======== TEXTO DEL DOCUMENTO ========
Relato mítico de un nacimiento

El teléfono sonó a las 6’30h de la mañana. Hacía días que estaba alerta esperando esa llamada.
Era Ella, La Diosa Madre. Su útero creador se había puesto en marcha y el bebé que llevaba en su interior había decidido que era el momento de nacer.
El Vigía me recogió en casa a las 7’00h. Y prestos fuimos al encuentro con la Diosa, emocionados por su llamada, confiados en su Sabiduría, expectantes y muy muy abiertos. Llegamos para servirla.
La encontramos postrada en el suelo, vestida de blanco, bella. En un lugar claramente sagrado, iluminado tenuemente por velas y revestido de un silencio sólo roto por el grito que provoca la llegada de una nueva vida.
El Vigía subió a la torre desde donde podía divisar todo o casi todo, allí tomó las notas pertinentes de lo que vio y de lo que estaba por llegar.
======== DATOS DE TRABAJO ========
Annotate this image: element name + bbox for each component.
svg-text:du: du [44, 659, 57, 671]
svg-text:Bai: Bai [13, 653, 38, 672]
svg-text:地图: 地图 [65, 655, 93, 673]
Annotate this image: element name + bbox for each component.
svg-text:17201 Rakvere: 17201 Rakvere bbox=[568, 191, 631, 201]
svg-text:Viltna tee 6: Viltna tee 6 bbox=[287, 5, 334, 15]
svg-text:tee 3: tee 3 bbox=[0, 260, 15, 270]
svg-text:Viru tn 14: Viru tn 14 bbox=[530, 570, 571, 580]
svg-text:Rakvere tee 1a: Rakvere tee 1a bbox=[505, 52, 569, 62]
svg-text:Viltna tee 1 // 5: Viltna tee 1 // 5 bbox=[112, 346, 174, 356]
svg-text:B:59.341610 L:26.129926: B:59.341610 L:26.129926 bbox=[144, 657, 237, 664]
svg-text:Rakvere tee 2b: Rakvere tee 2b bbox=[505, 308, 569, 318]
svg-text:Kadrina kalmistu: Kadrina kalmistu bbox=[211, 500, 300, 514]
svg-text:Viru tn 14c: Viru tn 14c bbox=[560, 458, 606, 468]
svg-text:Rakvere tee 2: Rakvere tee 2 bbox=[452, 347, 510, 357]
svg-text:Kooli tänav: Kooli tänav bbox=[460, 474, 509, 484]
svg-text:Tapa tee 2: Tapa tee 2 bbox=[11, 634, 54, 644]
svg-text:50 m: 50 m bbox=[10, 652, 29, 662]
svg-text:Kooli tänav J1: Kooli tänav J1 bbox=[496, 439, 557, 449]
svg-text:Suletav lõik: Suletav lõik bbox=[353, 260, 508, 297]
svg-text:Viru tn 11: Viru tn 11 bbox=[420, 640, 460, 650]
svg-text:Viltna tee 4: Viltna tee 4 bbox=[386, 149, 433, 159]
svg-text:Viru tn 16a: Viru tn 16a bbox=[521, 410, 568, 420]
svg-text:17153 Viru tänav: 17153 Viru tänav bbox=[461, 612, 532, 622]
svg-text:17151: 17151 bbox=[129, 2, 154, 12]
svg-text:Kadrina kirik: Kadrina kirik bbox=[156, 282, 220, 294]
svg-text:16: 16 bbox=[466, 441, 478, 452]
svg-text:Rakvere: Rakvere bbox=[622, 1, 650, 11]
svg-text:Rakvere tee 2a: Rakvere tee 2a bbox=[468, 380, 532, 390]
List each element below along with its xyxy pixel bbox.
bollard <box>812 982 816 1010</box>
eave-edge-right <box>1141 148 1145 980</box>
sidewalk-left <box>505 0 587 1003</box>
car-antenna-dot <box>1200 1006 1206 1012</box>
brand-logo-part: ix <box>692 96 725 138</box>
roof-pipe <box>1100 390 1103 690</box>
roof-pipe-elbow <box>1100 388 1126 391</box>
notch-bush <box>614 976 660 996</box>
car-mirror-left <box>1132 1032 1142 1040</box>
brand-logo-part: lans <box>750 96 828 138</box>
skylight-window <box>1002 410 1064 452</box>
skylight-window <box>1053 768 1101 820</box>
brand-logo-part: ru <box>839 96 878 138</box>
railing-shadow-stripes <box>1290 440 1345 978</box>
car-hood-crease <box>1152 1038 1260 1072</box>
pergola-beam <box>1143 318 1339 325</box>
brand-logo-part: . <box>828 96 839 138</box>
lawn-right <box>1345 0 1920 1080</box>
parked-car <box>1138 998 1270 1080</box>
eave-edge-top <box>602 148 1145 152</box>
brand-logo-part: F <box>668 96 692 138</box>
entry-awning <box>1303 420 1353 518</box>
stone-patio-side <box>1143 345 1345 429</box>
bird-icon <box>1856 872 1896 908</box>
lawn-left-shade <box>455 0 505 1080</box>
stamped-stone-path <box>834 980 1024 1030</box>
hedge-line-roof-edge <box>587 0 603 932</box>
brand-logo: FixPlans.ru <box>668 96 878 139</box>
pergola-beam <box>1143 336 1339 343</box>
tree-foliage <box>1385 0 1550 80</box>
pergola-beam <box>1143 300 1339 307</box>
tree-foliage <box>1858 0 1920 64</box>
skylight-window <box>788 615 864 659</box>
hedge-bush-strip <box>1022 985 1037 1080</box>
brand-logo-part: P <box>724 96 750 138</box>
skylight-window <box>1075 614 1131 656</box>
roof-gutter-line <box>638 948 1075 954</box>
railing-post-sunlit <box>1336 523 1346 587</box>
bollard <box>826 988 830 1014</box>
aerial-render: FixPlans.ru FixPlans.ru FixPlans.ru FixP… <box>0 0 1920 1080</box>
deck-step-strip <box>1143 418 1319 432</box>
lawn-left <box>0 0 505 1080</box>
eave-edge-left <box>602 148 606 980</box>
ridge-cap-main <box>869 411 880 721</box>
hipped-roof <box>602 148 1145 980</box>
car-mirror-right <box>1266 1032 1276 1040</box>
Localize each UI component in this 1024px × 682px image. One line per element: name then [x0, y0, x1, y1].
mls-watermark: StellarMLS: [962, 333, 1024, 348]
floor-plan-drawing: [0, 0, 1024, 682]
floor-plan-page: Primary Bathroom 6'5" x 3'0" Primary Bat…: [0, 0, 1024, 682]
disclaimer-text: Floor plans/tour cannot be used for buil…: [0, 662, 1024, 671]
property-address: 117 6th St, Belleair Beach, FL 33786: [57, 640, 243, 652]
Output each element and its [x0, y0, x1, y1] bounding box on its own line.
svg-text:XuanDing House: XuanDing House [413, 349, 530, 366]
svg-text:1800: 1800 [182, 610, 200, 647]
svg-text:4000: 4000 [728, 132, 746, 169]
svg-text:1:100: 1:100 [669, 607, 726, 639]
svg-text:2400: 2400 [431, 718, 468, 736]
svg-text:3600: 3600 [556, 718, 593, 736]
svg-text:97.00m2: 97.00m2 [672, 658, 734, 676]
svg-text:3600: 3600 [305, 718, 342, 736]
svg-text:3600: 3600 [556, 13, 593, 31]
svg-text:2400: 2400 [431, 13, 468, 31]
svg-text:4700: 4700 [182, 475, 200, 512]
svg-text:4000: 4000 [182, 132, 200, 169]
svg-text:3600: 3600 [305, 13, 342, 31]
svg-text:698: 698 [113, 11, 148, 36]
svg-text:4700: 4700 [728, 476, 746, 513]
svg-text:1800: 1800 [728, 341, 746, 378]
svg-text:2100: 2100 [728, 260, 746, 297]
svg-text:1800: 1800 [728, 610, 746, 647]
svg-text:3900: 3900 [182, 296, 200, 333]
========
→ **EJERCICIOS PROPUESTOS**:
- a) Extrae del relato del nacimiento el fragmento que comienza en las palabras "Relato mítico de" y termina después de "una nueva vida.", copiándolo sin ningún cambio.
- b) Toma las entradas desde la primera línea y detente después de la línea que contiene "svg-text:Kadrina kirik: Kadrina", ambas incluidas. Reescribe solo esas líneas sustituyendo "Viltna tee" por "Viltna maantee" y dejando todo lo demás igual.

→ **RESULTADOS POR ORDEN**:
- a)
Relato mítico de un nacimiento

El teléfono sonó a las 6’30h de la mañana. Hacía días que estaba alerta esperando esa llamada.
Era Ella, La Diosa Madre. Su útero creador se había puesto en marcha y el bebé que llevaba en su interior había decidido que era el momento de nacer.
El Vigía me recogió en casa a las 7’00h. Y prestos fuimos al encuentro con la Diosa, emocionados por su llamada, confiados en su Sabiduría, expectantes y muy muy abiertos. Llegamos para servirla.
La encontramos postrada en el suelo, vestida de blanco, bella. En un lugar claramente sagrado, iluminado tenuemente por velas y revestido de un silencio sólo roto por el grito que provoca la llegada de una nueva vida.

- b)
Annotate this image: element name + bbox for each component.
svg-text:du: du [44, 659, 57, 671]
svg-text:Bai: Bai [13, 653, 38, 672]
svg-text:地图: 地图 [65, 655, 93, 673]
Annotate this image: element name + bbox for each component.
svg-text:17201 Rakvere: 17201 Rakvere bbox=[568, 191, 631, 201]
svg-text:Viltna maantee 6: Viltna maantee 6 bbox=[287, 5, 334, 15]
svg-text:tee 3: tee 3 bbox=[0, 260, 15, 270]
svg-text:Viru tn 14: Viru tn 14 bbox=[530, 570, 571, 580]
svg-text:Rakvere tee 1a: Rakvere tee 1a bbox=[505, 52, 569, 62]
svg-text:Viltna maantee 1 // 5: Viltna maantee 1 // 5 bbox=[112, 346, 174, 356]
svg-text:B:59.341610 L:26.129926: B:59.341610 L:26.129926 bbox=[144, 657, 237, 664]
svg-text:Rakvere tee 2b: Rakvere tee 2b bbox=[505, 308, 569, 318]
svg-text:Kadrina kalmistu: Kadrina kalmistu bbox=[211, 500, 300, 514]
svg-text:Viru tn 14c: Viru tn 14c bbox=[560, 458, 606, 468]
svg-text:Rakvere tee 2: Rakvere tee 2 bbox=[452, 347, 510, 357]
svg-text:Kooli tänav: Kooli tänav bbox=[460, 474, 509, 484]
svg-text:Tapa tee 2: Tapa tee 2 bbox=[11, 634, 54, 644]
svg-text:50 m: 50 m bbox=[10, 652, 29, 662]
svg-text:Kooli tänav J1: Kooli tänav J1 bbox=[496, 439, 557, 449]
svg-text:Suletav lõik: Suletav lõik bbox=[353, 260, 508, 297]
svg-text:Viru tn 11: Viru tn 11 bbox=[420, 640, 460, 650]
svg-text:Viltna maantee 4: Viltna maantee 4 bbox=[386, 149, 433, 159]
svg-text:Viru tn 16a: Viru tn 16a bbox=[521, 410, 568, 420]
svg-text:17153 Viru tänav: 17153 Viru tänav bbox=[461, 612, 532, 622]
svg-text:17151: 17151 bbox=[129, 2, 154, 12]
svg-text:Kadrina kirik: Kadrina kirik bbox=[156, 282, 220, 294]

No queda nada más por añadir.